EXERCISE DETAILS: Copy the lines of the listing below from the line with "Localize all elements." to the line with "439, 996, 458]", both included, and keep every character unchanged.

(Data items)
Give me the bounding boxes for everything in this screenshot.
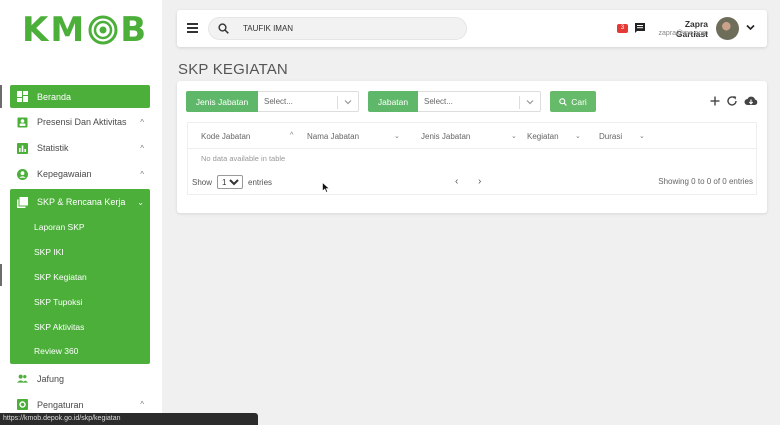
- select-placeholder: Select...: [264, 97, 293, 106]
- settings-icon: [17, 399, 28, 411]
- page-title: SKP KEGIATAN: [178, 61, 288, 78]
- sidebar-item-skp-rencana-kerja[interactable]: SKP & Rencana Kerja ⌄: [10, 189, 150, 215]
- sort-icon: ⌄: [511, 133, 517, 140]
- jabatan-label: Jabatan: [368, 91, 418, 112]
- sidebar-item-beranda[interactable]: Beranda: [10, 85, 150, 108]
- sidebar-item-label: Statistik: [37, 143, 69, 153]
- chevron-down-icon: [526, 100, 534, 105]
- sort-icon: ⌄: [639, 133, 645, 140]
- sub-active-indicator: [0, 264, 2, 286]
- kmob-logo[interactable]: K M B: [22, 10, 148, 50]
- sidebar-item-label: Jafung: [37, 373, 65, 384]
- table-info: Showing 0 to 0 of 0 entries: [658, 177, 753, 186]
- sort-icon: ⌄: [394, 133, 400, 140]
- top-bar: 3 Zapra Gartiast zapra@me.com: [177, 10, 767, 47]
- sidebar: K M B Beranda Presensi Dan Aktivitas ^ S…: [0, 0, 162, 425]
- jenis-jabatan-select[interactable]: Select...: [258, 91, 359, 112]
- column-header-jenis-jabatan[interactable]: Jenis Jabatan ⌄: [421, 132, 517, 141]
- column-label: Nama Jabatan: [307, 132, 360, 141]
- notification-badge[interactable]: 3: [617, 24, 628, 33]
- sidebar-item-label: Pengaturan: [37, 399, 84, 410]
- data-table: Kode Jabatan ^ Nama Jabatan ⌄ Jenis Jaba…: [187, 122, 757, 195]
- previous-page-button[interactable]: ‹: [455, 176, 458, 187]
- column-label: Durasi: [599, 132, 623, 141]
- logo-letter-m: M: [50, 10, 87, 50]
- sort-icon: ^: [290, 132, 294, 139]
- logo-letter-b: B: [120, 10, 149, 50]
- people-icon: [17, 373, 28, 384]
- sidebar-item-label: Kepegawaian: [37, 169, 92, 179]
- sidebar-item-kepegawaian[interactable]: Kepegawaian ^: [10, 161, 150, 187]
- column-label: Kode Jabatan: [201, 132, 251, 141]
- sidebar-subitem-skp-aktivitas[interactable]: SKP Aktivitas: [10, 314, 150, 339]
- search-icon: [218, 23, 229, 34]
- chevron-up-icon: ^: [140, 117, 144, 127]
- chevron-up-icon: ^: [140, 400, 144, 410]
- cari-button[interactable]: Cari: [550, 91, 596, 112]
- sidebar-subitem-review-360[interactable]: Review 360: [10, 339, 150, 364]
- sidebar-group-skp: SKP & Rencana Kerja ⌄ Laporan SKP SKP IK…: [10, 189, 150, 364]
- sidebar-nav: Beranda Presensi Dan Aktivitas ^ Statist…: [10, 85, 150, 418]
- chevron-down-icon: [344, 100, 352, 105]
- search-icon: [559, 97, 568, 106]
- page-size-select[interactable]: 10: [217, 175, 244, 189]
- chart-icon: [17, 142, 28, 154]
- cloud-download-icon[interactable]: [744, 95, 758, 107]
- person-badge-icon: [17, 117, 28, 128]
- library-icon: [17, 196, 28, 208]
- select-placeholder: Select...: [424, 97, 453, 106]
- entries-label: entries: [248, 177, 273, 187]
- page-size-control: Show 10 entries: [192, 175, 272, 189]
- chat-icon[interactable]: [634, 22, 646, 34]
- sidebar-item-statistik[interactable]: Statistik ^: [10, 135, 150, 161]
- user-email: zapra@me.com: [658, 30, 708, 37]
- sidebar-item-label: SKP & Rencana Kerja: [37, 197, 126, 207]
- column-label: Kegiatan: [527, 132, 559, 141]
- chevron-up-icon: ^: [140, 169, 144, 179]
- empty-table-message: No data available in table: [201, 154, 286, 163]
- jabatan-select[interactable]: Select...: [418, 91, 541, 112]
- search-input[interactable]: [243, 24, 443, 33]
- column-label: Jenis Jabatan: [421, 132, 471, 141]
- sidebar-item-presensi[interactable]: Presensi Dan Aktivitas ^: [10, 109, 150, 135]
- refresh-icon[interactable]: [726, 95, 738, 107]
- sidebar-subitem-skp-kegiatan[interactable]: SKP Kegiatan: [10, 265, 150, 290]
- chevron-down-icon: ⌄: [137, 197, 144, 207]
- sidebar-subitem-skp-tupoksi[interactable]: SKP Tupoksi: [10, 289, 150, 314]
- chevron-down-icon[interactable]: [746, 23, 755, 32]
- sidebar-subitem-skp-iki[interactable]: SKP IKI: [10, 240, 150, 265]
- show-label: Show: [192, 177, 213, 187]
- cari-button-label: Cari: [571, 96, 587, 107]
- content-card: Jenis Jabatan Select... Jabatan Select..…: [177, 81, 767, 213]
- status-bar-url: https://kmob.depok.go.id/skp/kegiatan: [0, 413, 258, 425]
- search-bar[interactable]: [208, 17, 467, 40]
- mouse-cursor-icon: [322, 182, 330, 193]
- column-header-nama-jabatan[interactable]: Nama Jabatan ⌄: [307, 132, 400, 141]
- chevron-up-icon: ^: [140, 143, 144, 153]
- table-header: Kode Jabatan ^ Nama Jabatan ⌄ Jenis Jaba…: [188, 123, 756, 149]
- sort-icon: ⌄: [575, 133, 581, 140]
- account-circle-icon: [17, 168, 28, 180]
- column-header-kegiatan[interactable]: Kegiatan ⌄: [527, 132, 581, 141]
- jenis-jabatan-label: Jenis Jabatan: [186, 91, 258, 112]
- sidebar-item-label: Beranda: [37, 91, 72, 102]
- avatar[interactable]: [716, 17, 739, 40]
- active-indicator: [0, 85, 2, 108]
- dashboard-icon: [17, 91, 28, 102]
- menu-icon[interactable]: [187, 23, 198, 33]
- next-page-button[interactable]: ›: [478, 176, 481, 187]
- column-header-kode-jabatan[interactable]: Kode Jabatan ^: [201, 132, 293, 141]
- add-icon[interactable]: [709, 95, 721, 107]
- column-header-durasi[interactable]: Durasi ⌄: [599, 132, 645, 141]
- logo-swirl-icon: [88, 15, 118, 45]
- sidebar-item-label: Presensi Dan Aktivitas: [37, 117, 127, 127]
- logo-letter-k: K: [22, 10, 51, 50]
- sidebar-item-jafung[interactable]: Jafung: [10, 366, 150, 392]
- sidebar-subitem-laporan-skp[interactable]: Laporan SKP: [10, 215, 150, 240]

==

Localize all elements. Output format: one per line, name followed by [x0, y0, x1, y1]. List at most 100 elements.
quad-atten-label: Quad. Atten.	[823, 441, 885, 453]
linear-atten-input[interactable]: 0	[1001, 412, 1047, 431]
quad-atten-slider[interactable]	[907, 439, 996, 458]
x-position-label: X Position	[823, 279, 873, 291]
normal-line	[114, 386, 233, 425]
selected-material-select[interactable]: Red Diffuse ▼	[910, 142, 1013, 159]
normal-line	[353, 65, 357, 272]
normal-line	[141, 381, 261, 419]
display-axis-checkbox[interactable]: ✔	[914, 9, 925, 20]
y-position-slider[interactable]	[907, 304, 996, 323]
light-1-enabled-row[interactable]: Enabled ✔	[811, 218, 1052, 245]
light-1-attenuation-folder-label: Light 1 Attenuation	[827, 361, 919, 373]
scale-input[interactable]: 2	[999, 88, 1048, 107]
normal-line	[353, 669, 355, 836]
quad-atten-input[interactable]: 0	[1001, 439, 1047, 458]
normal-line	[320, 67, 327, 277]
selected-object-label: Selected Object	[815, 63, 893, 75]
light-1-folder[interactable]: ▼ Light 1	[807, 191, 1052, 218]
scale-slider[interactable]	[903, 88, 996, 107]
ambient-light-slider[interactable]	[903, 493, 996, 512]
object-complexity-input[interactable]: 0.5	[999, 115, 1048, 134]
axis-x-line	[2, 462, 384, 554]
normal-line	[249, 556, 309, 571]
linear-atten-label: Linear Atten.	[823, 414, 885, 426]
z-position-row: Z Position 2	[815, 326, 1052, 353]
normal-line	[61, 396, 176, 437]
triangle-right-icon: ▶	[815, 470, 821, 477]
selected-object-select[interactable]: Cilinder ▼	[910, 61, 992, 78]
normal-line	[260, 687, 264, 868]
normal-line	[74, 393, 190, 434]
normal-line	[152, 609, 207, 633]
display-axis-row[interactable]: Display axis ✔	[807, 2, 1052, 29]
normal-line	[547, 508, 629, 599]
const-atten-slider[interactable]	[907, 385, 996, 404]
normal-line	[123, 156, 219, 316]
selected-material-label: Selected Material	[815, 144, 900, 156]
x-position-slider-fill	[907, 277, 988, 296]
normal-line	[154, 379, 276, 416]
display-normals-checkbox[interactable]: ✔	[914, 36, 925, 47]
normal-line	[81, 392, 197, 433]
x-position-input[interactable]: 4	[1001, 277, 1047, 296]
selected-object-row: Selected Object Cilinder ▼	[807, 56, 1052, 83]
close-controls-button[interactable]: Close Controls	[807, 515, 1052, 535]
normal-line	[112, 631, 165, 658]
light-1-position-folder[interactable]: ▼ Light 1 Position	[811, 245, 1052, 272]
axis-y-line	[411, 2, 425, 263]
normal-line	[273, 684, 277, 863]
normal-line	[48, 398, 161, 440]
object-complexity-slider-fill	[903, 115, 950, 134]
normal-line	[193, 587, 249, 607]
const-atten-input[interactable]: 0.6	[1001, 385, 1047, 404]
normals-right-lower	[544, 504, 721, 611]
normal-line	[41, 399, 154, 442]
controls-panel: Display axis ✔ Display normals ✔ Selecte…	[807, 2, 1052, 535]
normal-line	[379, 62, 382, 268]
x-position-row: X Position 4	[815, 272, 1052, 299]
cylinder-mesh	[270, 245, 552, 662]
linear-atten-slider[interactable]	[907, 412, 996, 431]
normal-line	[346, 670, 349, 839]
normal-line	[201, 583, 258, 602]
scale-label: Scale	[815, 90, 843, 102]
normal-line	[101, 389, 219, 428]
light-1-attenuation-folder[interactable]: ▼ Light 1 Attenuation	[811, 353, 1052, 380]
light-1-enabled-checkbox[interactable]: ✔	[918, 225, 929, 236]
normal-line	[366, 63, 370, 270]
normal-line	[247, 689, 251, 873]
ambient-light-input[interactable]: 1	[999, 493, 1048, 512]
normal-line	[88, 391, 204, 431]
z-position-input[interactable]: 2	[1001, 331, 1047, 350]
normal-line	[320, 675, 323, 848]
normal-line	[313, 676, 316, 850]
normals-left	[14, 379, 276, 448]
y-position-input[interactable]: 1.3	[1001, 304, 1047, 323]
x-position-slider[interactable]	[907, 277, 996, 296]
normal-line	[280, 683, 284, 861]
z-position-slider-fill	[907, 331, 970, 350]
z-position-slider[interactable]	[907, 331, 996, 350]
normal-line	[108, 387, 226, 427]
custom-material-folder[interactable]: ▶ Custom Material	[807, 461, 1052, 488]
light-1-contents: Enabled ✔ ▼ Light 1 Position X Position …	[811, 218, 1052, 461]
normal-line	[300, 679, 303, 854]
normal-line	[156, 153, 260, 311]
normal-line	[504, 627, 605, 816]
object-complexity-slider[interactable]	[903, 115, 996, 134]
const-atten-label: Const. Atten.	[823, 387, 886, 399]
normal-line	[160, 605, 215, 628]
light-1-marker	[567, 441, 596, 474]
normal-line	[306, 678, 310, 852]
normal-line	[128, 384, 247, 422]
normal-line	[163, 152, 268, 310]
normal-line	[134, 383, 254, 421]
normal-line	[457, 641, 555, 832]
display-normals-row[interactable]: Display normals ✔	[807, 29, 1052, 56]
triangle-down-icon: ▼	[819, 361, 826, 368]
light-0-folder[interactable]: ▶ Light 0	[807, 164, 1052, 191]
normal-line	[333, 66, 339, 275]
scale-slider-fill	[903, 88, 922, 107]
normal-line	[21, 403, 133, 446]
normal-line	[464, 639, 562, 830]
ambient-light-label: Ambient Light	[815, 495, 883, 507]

EXERCISE ANSWER:
Localize all elements. Output format: one per line, name followed by [x0, y0, x1, y1]. List at most 100 elements.
quad-atten-label: Quad. Atten.	[823, 441, 885, 453]
linear-atten-input[interactable]: 0	[1001, 412, 1047, 431]
quad-atten-slider[interactable]	[907, 439, 996, 458]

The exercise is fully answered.